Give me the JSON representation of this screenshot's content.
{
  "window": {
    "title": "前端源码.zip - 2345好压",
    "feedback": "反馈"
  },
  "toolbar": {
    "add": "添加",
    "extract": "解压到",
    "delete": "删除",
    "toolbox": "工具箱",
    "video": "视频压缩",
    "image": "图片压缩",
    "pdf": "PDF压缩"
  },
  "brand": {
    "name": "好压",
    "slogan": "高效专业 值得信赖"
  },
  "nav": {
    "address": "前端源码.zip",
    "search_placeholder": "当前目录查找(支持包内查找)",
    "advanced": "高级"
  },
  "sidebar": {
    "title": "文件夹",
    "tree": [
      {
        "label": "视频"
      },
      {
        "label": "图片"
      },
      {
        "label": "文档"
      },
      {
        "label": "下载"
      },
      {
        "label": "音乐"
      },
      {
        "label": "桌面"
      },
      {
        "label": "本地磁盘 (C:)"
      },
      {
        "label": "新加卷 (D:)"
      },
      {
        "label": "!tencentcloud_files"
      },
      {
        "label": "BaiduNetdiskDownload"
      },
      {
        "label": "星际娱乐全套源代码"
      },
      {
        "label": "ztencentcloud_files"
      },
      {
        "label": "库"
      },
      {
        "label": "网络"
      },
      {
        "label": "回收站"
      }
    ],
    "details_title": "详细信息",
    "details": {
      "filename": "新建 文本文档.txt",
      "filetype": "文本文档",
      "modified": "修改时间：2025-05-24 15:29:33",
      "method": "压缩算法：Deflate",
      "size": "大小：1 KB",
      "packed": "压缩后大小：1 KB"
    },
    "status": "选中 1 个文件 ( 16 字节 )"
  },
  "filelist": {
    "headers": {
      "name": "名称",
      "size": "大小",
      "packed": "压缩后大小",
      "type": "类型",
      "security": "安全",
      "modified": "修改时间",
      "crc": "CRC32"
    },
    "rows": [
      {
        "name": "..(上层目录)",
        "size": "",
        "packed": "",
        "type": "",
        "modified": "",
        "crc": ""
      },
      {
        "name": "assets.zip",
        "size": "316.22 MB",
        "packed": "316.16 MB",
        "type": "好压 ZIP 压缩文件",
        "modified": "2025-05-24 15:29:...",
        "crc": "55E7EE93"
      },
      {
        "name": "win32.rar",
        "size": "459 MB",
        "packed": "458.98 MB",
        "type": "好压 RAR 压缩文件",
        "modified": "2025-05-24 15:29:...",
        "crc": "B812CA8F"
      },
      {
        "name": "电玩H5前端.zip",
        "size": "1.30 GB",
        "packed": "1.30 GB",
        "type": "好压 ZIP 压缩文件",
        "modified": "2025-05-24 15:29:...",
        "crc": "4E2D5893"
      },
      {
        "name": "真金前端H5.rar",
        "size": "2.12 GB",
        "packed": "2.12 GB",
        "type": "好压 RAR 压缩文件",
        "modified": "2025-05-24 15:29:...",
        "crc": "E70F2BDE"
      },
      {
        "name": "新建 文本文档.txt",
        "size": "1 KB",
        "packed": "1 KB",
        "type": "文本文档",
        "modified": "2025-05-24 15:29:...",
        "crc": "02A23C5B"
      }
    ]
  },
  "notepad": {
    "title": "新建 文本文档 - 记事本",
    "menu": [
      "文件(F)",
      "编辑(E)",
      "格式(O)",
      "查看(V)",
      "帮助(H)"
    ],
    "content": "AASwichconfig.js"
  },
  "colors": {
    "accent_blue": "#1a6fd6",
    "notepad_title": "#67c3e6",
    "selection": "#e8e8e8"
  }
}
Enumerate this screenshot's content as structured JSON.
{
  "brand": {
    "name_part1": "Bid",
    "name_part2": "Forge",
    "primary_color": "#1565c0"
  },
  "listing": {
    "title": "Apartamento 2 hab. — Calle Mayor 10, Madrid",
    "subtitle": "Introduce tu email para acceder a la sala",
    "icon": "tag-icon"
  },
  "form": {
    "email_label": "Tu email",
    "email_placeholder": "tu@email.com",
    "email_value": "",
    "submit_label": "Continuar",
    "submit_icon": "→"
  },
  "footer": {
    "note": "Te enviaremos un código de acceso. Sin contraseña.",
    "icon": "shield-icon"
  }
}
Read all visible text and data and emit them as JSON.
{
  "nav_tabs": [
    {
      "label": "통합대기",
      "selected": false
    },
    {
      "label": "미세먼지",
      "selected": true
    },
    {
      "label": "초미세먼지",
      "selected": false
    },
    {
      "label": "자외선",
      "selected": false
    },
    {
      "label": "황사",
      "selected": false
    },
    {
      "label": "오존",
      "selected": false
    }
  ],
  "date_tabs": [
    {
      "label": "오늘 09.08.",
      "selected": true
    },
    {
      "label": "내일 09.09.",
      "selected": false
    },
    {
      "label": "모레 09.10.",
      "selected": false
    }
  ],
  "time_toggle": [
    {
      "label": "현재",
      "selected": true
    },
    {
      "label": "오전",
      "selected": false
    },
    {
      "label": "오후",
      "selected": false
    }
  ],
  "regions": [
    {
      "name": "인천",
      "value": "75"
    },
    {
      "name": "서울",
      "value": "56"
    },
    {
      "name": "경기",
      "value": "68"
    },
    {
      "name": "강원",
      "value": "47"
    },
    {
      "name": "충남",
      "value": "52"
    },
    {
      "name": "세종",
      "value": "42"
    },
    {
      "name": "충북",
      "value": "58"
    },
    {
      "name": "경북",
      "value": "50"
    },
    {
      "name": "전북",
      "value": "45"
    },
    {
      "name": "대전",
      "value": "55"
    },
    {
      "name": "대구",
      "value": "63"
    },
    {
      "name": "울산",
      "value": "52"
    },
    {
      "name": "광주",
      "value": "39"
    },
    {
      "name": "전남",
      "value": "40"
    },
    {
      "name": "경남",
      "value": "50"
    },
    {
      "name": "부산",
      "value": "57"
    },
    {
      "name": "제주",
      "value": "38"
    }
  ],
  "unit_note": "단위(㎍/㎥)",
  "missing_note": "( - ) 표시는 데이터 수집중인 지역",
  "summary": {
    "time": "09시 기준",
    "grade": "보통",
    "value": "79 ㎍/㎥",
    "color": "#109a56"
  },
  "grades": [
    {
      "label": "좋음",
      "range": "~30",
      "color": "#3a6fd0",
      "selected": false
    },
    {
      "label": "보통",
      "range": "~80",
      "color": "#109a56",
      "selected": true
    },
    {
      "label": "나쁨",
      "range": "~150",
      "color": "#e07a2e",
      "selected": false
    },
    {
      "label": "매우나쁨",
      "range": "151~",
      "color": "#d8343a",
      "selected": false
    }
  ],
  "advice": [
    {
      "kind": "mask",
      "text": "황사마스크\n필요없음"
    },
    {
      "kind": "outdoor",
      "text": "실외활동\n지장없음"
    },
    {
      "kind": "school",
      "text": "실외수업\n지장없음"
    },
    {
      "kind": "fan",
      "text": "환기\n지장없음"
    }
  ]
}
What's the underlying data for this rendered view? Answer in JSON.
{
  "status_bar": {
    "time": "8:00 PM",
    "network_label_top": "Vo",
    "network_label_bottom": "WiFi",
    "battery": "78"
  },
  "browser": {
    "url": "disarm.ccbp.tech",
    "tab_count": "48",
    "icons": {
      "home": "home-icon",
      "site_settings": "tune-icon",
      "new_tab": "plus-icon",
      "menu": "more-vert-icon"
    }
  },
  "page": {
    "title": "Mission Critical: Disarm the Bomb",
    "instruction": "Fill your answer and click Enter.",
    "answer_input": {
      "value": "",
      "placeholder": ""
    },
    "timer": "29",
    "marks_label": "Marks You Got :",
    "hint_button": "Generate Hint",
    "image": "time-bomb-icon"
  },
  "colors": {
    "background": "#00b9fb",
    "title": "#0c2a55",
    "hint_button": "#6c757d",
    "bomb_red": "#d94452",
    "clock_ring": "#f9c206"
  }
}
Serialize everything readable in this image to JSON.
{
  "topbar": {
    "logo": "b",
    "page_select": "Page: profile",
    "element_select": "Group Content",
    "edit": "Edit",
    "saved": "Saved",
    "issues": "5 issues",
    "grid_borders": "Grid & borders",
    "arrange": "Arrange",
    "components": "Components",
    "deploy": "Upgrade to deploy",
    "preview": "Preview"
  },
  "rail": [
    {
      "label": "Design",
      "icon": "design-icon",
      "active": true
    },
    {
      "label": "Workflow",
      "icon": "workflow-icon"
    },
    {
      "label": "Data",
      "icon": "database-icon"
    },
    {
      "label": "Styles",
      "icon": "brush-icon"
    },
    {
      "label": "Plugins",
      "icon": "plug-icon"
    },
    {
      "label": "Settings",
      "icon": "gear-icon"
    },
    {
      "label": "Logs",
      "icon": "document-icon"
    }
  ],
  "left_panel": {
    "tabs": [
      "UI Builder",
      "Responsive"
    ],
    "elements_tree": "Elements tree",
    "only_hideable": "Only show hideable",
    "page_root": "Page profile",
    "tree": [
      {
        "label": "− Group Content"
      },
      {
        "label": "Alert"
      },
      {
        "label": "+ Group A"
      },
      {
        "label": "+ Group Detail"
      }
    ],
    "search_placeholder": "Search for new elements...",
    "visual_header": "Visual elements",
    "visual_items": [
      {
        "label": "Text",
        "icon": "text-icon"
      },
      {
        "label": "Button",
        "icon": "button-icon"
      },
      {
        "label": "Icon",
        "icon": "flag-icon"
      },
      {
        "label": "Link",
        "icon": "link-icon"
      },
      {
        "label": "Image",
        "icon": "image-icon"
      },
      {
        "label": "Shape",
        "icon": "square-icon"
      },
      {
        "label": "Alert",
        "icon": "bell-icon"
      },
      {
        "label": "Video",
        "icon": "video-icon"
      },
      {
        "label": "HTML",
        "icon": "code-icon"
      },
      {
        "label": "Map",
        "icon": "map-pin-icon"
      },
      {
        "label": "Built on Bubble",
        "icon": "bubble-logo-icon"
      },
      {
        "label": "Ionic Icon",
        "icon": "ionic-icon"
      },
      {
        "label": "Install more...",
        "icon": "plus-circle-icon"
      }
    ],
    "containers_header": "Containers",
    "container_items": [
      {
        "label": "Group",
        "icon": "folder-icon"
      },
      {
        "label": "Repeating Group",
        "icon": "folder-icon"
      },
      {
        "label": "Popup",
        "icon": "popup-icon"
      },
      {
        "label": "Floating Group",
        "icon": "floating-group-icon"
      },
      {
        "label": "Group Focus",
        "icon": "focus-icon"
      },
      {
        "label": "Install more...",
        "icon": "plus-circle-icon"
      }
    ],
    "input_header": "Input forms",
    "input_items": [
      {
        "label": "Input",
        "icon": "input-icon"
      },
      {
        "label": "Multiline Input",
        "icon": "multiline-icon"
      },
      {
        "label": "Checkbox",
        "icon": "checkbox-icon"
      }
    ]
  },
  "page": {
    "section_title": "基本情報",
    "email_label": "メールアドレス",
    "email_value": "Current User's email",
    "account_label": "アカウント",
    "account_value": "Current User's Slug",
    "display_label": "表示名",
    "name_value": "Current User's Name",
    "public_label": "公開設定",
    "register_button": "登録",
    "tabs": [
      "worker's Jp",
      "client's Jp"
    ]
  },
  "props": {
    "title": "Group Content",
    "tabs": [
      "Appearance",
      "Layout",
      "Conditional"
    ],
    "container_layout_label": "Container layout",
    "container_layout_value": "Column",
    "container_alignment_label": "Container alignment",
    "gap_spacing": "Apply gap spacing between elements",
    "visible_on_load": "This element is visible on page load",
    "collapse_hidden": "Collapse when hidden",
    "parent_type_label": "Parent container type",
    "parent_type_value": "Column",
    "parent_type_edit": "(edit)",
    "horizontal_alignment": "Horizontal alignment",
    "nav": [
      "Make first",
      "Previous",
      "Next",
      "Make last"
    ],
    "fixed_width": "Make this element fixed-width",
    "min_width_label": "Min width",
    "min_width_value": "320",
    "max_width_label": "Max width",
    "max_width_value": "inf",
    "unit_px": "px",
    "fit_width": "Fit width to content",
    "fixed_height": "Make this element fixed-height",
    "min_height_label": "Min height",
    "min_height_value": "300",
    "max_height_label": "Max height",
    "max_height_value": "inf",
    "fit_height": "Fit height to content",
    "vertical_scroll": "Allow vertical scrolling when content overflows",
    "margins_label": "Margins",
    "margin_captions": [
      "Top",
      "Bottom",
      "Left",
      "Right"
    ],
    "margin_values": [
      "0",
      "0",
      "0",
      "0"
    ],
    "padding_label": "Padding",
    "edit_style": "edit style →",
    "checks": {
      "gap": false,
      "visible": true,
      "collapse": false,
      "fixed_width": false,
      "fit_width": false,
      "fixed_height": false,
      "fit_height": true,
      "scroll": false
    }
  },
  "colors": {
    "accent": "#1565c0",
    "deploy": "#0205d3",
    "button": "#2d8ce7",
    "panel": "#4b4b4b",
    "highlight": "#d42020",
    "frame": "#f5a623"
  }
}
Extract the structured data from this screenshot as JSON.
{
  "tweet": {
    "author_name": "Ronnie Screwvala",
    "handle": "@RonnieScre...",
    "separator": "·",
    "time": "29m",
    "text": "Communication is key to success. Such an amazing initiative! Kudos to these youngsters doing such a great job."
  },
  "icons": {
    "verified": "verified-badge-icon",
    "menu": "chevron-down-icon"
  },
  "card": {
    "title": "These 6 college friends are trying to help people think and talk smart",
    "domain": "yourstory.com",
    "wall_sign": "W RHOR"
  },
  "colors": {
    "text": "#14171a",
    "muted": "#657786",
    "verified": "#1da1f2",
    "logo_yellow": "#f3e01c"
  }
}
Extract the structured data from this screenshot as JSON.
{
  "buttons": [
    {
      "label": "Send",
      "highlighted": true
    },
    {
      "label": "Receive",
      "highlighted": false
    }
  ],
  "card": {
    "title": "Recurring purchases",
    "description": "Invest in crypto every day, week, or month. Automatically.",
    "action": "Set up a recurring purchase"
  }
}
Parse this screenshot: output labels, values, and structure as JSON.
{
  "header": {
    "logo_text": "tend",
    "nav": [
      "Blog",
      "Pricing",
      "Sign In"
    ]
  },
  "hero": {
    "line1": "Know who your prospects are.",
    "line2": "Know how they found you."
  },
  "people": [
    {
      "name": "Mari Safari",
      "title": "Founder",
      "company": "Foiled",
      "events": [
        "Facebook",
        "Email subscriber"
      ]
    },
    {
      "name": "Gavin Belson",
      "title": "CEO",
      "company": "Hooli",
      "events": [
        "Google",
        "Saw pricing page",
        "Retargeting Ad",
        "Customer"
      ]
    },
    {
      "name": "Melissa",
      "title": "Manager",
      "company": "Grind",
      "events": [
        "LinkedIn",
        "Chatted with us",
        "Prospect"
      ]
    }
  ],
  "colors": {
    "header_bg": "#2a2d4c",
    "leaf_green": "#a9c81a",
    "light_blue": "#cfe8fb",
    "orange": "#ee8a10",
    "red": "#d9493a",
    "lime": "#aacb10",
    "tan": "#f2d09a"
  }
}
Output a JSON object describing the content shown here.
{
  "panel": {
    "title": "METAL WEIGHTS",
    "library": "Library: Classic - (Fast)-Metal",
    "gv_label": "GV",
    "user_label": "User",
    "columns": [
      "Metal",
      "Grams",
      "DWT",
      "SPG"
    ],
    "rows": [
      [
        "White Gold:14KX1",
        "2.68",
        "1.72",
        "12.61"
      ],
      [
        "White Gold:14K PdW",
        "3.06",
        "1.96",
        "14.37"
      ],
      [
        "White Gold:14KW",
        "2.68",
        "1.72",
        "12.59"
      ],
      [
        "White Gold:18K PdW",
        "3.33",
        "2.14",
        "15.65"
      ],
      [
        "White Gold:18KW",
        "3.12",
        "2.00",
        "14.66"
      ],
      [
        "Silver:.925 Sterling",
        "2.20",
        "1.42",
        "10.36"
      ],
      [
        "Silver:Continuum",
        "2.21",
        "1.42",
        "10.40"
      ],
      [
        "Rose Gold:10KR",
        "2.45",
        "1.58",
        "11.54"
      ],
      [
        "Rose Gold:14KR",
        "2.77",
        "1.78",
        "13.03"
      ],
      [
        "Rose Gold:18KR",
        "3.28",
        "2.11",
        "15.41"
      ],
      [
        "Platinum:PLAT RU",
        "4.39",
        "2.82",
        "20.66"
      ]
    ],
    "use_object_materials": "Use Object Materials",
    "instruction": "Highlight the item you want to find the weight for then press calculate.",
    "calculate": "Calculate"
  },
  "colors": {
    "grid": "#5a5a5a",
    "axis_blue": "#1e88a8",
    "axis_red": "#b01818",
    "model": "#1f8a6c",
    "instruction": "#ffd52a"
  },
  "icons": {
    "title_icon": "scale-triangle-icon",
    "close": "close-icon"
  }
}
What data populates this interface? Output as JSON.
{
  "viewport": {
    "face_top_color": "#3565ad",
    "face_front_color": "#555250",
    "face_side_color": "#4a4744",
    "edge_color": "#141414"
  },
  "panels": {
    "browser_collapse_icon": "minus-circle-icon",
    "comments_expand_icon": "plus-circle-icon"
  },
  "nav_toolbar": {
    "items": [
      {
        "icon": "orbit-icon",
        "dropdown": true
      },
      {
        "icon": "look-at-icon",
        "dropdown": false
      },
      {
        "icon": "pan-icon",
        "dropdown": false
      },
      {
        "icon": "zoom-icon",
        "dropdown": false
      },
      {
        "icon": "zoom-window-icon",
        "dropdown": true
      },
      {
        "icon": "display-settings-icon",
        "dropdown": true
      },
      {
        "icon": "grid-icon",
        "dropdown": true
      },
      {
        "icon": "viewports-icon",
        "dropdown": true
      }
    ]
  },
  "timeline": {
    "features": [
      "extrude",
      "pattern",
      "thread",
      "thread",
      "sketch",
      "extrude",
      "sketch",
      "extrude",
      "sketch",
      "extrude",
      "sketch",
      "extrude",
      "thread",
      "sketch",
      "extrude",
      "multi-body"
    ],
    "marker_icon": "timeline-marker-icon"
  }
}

========================

-- Problem details --
Tally the lines in the records above that contain the word "people", and give only that number.

-- Correct answer --
2